▶ _WRITTEN EXERCISE_: Review the material and extract every line in which the word "regard" occurs.

▶ _Extracted data entries_:
╭──

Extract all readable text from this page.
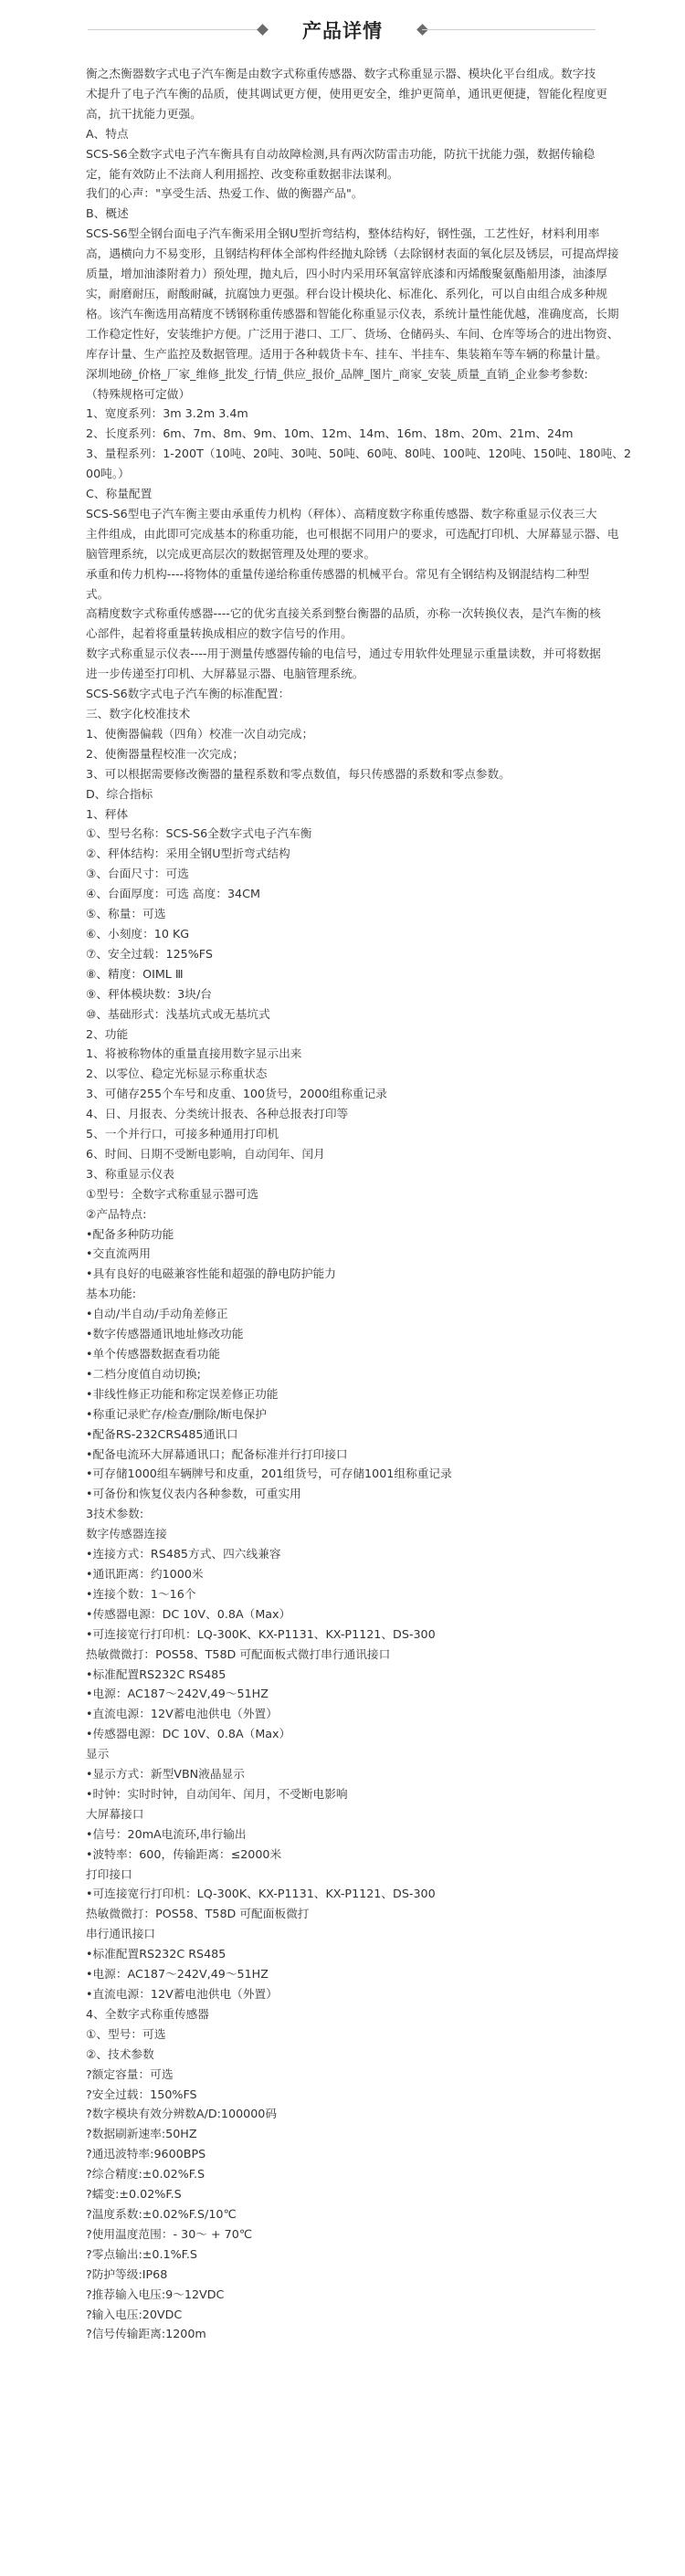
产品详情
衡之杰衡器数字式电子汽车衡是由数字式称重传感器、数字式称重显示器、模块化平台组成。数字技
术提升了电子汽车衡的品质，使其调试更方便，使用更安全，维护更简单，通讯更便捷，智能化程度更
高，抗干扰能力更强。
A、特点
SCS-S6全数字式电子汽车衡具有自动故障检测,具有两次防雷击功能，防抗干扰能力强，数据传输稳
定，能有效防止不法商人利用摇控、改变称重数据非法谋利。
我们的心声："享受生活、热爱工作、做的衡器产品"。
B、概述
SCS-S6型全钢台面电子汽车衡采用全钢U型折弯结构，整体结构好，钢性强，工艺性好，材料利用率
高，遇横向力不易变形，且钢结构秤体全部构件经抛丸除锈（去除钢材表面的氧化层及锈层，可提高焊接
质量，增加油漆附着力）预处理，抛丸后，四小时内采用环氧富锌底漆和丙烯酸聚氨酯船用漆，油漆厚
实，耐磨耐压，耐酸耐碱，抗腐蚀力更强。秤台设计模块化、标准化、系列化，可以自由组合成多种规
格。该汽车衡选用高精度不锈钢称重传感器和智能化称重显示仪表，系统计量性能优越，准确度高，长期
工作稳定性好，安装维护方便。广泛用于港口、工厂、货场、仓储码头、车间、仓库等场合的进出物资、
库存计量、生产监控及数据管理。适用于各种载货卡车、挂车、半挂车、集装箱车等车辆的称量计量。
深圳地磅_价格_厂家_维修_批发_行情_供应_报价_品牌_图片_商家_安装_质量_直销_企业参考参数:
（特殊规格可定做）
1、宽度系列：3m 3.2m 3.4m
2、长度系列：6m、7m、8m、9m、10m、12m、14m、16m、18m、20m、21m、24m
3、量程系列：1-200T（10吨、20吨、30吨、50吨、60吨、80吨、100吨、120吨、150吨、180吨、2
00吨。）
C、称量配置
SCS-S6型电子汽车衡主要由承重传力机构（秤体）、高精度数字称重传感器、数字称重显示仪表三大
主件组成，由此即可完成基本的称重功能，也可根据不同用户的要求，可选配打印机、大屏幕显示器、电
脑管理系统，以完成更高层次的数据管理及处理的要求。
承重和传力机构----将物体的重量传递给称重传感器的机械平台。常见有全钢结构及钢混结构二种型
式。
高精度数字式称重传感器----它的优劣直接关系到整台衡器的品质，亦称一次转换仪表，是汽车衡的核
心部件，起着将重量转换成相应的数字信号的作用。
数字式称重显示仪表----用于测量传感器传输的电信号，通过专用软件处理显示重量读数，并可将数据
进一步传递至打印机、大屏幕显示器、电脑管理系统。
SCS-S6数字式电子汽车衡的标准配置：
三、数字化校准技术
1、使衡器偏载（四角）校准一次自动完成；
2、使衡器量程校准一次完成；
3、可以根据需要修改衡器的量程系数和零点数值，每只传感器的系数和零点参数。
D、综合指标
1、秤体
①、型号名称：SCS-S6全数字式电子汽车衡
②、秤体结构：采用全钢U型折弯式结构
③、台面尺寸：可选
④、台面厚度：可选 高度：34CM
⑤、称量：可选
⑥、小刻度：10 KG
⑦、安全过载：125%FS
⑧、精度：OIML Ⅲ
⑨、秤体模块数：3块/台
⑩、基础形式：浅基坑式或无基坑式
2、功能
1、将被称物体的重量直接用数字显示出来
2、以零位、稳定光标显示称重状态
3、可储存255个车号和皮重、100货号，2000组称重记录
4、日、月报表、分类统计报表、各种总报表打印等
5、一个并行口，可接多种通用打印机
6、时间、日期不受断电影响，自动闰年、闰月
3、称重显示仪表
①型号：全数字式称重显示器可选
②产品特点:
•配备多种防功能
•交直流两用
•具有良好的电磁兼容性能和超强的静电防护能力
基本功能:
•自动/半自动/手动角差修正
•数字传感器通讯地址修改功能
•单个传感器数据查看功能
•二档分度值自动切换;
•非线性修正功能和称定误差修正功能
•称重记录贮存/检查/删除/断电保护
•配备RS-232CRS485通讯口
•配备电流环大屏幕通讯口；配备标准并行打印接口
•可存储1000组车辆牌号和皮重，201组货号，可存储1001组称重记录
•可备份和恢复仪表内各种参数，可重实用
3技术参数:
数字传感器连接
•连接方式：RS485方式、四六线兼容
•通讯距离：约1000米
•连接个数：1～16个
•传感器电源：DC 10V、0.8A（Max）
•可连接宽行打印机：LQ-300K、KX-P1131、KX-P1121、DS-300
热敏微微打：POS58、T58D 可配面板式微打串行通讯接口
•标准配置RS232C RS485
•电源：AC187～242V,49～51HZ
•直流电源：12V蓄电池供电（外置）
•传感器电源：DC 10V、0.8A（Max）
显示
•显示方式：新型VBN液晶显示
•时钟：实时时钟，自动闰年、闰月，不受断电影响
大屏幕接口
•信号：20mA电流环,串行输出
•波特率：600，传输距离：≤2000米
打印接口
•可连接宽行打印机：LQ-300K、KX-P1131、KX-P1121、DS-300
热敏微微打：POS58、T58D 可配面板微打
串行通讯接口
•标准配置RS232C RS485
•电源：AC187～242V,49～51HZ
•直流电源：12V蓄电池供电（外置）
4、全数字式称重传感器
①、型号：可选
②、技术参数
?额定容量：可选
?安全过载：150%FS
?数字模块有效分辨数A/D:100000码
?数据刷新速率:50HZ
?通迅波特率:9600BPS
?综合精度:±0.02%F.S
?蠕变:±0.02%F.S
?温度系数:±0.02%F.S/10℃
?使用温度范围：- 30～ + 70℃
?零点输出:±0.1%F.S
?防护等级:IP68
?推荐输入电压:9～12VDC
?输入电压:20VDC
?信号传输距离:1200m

╰──
╭──

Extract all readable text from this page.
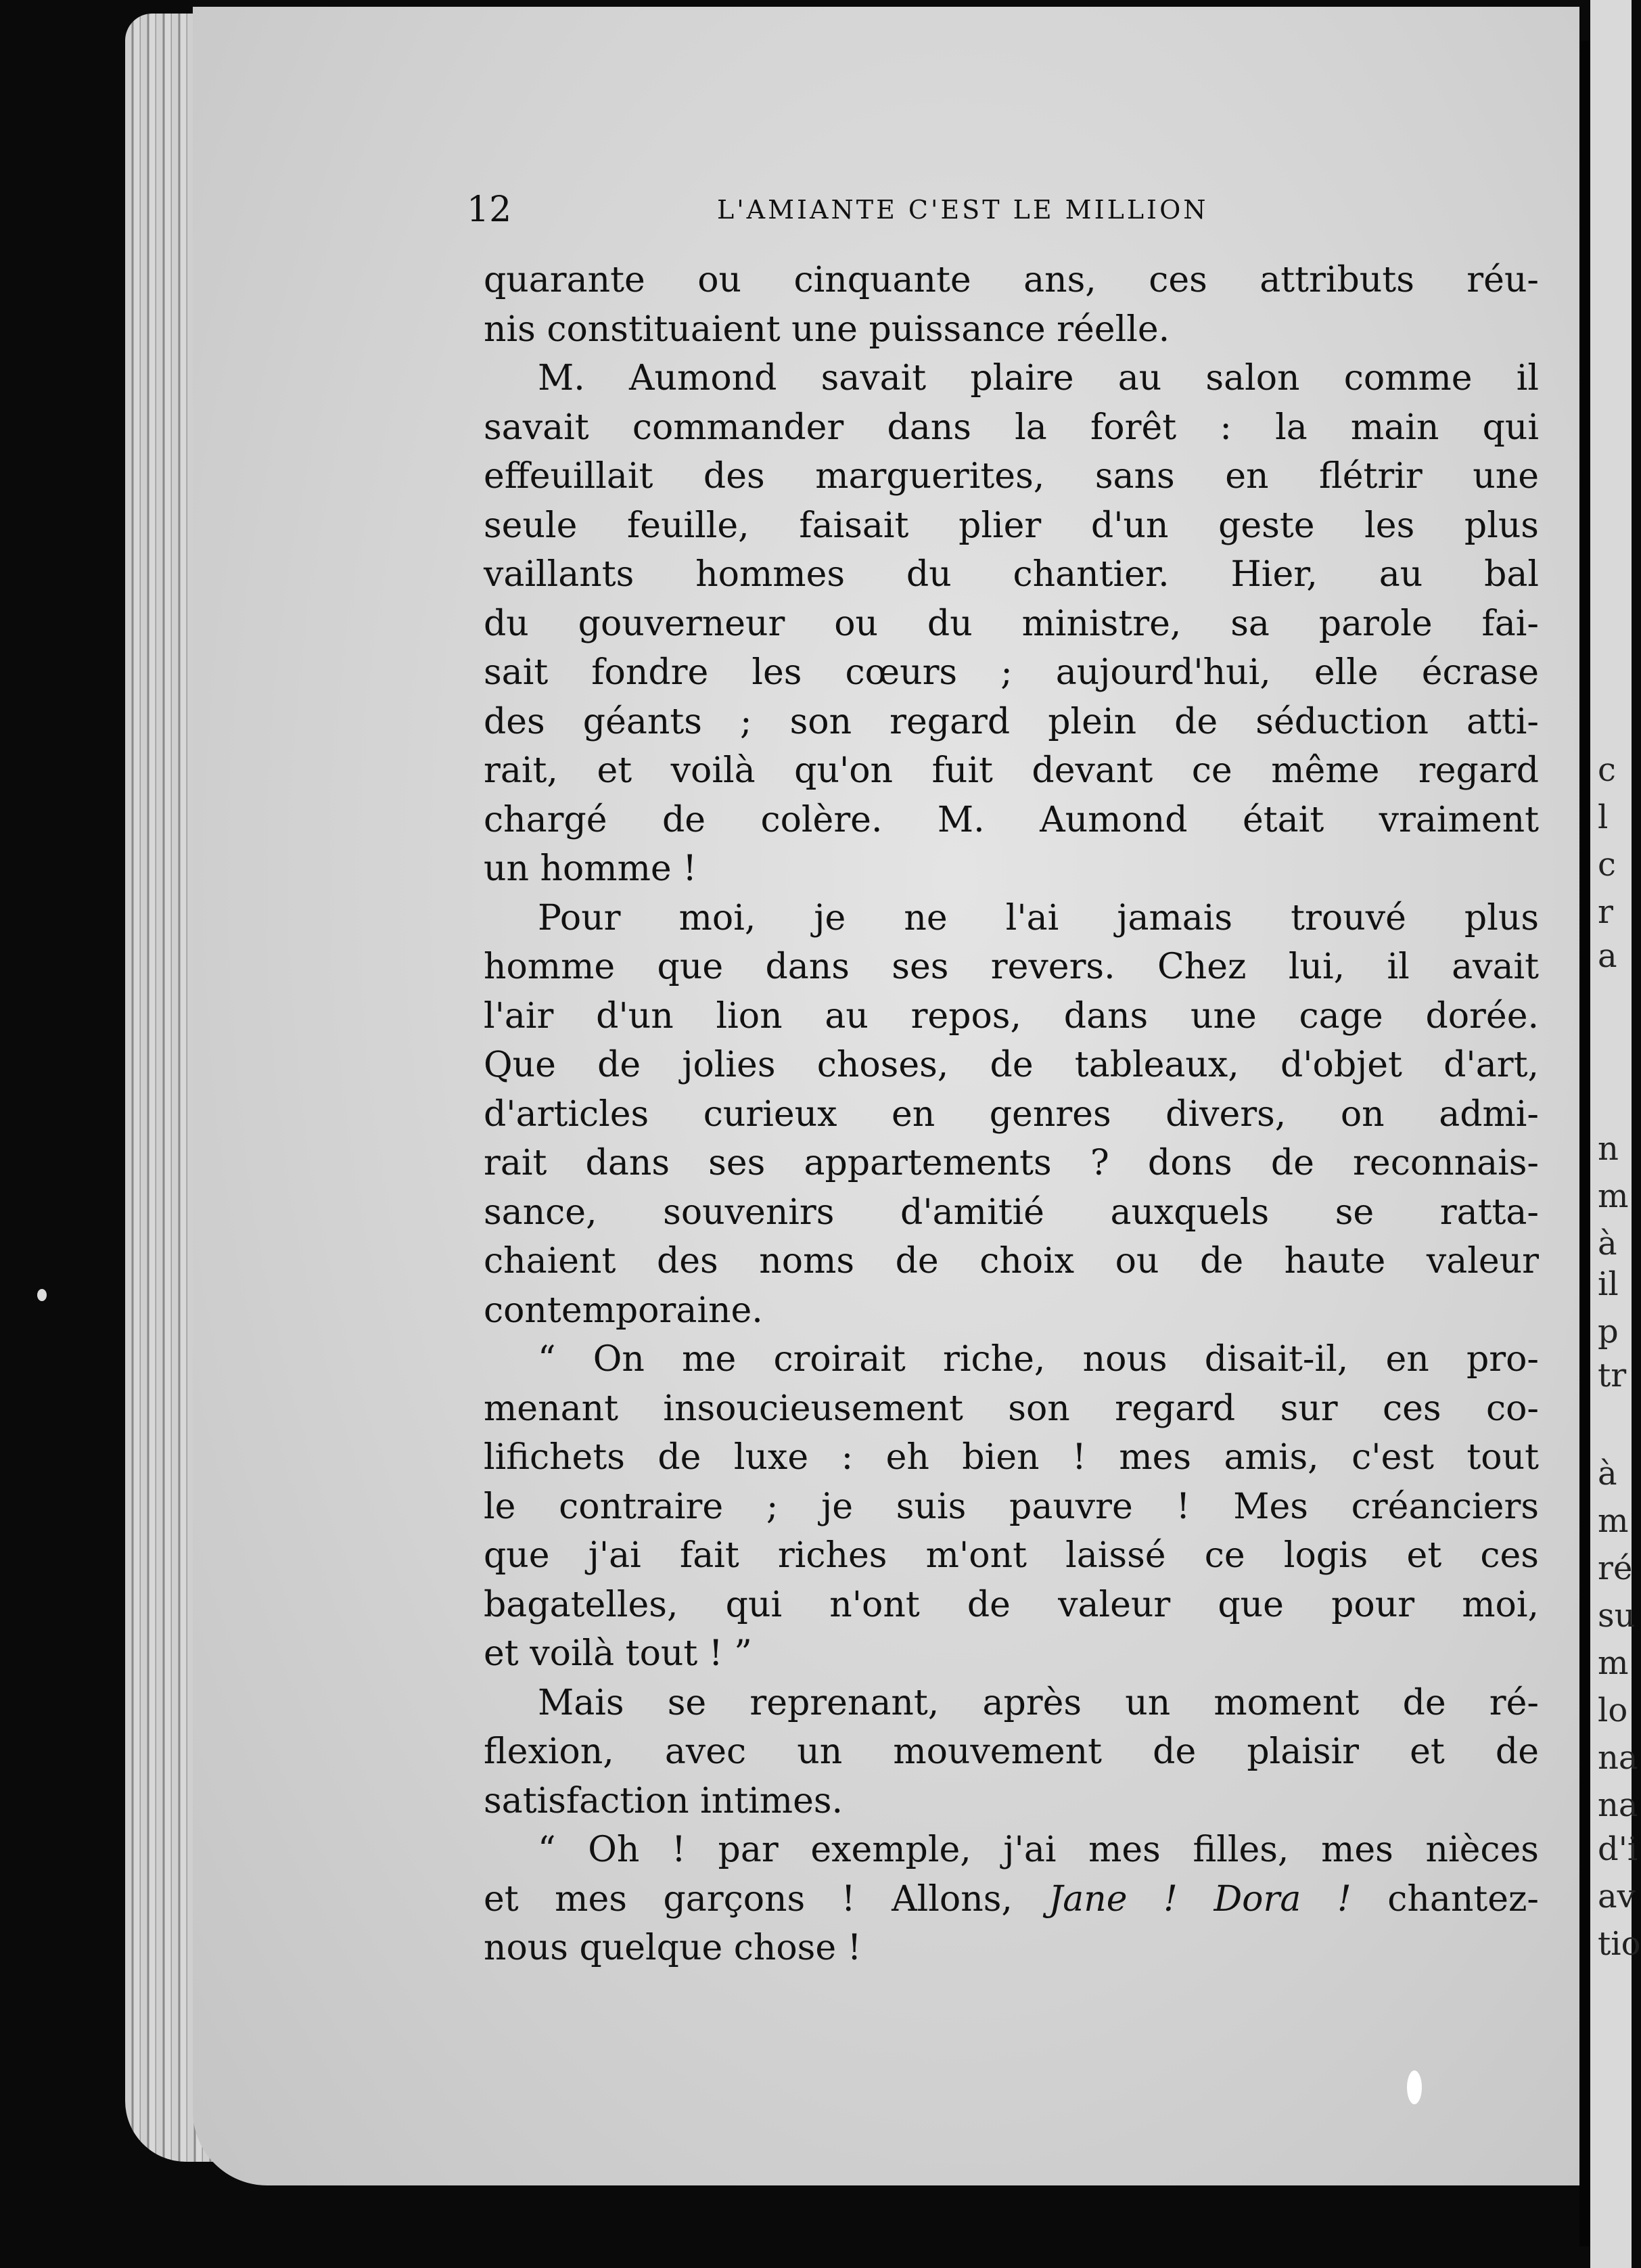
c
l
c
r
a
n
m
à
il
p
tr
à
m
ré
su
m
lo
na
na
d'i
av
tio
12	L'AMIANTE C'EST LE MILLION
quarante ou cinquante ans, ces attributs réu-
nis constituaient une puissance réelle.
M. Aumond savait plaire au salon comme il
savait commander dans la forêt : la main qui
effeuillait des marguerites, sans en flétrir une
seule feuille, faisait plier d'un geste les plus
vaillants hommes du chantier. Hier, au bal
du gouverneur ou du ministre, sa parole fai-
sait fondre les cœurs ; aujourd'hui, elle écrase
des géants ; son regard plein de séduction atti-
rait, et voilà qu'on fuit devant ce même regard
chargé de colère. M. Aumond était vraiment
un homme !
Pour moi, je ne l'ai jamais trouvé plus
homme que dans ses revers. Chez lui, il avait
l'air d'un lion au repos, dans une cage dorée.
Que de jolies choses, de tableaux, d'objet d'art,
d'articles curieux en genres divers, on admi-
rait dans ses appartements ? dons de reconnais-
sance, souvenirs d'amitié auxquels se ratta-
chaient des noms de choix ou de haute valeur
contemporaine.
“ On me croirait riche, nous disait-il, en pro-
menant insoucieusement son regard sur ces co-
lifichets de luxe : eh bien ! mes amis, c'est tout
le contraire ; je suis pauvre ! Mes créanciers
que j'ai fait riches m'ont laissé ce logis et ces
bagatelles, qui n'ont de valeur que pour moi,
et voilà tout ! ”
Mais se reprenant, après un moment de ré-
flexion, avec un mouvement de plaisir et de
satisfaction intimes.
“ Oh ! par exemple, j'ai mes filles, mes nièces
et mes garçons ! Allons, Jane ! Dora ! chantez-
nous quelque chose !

╰──

▶ _THE RESULT_:
des géants ; son regard plein de séduction atti-
rait, et voilà qu'on fuit devant ce même regard
menant insoucieusement son regard sur ces co-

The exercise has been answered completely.